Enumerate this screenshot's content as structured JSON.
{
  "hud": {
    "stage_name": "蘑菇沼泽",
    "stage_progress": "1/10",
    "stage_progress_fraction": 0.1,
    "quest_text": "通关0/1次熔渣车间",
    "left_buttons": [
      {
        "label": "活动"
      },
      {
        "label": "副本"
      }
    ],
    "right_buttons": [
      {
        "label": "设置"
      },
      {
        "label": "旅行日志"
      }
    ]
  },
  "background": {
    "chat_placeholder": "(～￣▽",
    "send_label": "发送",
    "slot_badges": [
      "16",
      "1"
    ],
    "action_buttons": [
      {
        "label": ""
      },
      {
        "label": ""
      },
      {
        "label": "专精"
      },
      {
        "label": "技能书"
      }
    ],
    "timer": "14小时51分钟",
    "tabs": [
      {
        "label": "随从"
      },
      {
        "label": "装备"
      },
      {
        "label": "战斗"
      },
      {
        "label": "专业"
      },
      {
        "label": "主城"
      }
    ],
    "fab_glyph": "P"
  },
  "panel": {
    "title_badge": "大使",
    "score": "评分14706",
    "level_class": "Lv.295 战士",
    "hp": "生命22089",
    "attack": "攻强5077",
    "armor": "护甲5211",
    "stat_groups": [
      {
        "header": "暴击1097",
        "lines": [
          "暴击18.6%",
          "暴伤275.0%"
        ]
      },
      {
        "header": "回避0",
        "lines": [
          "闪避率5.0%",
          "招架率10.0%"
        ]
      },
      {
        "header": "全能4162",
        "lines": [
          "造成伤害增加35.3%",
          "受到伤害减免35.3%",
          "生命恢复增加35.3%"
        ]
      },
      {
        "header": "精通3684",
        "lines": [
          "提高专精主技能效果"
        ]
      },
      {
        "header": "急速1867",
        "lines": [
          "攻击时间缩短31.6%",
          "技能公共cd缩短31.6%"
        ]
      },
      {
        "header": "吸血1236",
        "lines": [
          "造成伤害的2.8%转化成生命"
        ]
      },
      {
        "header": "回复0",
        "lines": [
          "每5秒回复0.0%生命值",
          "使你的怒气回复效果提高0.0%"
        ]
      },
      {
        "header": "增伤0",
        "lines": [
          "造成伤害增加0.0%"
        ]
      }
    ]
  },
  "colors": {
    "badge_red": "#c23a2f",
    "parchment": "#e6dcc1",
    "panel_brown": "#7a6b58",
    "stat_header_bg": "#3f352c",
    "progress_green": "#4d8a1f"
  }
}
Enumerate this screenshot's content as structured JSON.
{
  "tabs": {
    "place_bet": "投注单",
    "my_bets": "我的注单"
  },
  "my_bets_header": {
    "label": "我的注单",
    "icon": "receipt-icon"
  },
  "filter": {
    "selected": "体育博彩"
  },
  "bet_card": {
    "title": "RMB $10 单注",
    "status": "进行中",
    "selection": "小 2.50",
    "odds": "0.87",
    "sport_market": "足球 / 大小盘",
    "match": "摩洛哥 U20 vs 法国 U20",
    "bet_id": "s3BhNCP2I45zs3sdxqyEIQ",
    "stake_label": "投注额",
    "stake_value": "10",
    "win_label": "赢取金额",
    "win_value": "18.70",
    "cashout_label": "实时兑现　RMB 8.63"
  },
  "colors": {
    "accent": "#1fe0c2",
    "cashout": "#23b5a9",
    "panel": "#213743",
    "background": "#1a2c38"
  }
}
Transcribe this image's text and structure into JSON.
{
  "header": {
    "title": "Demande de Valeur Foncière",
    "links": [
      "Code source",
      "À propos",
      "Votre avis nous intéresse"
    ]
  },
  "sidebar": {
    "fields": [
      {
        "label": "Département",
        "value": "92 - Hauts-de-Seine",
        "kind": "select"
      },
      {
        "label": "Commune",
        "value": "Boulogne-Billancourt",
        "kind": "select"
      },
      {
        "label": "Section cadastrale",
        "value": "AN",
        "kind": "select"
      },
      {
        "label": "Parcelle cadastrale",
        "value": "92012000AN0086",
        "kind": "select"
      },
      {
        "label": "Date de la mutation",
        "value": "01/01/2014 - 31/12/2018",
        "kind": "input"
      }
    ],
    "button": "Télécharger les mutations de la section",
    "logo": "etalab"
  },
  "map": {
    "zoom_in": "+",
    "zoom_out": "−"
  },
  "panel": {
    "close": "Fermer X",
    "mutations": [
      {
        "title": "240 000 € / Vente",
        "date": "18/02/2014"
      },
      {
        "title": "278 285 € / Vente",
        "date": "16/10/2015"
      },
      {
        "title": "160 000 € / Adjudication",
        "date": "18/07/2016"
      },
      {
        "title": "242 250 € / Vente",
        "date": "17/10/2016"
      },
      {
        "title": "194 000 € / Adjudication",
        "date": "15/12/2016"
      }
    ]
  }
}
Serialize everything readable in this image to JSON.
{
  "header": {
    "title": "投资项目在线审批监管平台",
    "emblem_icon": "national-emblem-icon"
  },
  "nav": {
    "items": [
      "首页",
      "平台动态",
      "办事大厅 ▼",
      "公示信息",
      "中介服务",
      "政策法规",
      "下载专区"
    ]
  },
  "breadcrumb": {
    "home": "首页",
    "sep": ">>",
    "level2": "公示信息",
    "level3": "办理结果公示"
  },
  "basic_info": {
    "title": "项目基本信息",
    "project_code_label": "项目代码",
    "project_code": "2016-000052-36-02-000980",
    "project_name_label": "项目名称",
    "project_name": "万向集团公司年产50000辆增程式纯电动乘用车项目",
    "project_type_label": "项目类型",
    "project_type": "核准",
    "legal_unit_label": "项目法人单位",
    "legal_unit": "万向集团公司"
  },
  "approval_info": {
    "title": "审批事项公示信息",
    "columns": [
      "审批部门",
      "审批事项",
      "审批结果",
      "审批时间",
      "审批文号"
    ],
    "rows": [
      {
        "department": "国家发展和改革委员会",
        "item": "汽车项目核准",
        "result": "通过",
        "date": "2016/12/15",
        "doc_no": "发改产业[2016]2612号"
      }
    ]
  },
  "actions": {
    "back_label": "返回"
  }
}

# TASK DESCRIPTION
From the entries above, extract every line where the word "image" appears.

# TASK RESULT
Transcribe this image's text and structure into JSON.
Serialize everything readable in this image to JSON.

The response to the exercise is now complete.